TASK DIRECTIONS.
List each line in which the string "점검기록부에" appears.

MATERIAL SUPPLIED.
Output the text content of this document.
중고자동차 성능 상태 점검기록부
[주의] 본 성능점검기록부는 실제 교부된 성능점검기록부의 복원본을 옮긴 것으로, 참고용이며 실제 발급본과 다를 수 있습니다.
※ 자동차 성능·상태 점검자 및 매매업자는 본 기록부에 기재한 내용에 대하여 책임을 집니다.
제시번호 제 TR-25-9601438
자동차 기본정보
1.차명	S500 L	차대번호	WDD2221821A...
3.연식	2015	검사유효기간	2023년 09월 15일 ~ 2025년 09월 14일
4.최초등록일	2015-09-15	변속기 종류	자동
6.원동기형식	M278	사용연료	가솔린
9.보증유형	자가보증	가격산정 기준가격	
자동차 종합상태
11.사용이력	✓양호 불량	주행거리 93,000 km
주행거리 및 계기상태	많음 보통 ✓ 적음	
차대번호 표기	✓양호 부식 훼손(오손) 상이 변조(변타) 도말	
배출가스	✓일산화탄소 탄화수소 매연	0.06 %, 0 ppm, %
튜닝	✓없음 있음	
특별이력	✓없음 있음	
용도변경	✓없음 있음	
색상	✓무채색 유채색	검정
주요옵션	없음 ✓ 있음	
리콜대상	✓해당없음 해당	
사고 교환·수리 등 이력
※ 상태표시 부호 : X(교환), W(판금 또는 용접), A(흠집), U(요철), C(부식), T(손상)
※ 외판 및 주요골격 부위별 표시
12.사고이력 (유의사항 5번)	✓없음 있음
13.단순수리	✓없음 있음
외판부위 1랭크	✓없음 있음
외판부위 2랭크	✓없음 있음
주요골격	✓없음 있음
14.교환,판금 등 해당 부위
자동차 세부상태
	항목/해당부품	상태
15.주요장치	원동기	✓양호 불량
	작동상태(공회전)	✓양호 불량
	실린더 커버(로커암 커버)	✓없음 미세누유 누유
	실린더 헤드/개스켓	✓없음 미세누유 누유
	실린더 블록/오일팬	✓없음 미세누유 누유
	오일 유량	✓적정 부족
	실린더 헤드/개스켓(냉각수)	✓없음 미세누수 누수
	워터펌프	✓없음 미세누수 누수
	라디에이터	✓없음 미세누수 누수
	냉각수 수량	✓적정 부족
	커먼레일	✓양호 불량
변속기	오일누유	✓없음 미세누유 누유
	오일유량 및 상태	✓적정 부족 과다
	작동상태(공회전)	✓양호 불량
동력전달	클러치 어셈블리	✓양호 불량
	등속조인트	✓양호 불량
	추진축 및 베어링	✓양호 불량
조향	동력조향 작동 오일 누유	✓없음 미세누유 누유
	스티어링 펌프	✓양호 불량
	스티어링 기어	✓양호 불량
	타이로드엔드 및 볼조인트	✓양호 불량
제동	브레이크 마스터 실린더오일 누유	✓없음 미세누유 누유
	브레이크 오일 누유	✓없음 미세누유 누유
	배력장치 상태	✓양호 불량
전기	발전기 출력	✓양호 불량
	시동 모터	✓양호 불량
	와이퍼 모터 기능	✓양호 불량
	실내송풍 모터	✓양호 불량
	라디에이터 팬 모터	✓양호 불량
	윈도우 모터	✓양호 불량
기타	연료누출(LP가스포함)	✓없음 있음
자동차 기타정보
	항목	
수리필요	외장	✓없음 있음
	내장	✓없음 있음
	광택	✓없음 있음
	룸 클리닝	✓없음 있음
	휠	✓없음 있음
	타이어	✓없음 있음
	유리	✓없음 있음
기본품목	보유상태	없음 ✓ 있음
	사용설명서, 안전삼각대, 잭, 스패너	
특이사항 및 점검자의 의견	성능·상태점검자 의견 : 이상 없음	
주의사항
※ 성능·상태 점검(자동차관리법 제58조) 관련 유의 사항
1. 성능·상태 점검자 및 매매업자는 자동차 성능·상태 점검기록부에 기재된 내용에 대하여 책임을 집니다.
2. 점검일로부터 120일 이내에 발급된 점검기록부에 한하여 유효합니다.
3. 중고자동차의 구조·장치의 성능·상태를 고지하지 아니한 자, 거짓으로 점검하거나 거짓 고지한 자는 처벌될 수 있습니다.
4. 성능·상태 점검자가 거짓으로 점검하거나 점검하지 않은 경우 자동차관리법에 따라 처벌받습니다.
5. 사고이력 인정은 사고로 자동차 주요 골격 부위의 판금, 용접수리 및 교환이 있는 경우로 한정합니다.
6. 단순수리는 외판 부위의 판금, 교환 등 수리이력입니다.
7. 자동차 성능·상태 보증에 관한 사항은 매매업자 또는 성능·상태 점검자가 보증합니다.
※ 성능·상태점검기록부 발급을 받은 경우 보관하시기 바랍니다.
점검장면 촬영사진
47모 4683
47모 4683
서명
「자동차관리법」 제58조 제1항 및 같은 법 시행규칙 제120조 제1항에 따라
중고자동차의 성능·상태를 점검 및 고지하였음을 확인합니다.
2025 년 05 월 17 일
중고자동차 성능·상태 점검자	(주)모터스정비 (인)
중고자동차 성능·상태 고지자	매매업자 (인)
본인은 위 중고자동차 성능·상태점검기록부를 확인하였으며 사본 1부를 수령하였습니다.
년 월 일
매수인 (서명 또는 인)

ANSWER BELOW.
1. 성능·상태 점검자 및 매매업자는 자동차 성능·상태 점검기록부에 기재된 내용에 대하여 책임을 집니다.
2. 점검일로부터 120일 이내에 발급된 점검기록부에 한하여 유효합니다.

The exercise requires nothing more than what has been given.